→ **Request**: Copy out the lines that have "thumbs" in them.

→ **Input records**:
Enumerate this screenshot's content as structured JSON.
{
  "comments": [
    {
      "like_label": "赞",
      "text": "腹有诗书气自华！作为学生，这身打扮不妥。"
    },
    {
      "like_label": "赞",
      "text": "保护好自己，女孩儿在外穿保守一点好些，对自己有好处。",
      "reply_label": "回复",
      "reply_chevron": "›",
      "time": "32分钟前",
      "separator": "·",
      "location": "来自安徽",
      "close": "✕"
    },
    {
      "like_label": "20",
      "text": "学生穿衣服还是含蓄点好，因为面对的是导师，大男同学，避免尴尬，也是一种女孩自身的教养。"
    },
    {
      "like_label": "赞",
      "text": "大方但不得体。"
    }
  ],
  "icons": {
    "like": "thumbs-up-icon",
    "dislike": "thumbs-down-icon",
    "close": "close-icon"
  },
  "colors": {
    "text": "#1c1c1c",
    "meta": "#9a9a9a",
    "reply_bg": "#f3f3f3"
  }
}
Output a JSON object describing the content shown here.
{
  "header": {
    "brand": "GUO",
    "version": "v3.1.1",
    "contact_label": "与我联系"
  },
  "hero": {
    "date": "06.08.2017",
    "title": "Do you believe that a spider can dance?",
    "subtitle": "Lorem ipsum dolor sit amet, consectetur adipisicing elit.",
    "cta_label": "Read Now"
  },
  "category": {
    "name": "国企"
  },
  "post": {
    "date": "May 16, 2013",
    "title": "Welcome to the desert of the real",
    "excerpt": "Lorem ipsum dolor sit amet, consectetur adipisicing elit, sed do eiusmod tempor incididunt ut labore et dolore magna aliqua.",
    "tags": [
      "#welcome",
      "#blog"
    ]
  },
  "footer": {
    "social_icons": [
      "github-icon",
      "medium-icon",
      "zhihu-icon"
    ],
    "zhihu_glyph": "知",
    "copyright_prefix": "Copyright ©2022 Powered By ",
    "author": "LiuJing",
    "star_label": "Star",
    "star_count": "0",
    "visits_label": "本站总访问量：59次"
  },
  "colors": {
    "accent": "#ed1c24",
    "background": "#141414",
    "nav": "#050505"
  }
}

→ **Output below**:
    "like": "thumbs-up-icon",
    "dislike": "thumbs-down-icon",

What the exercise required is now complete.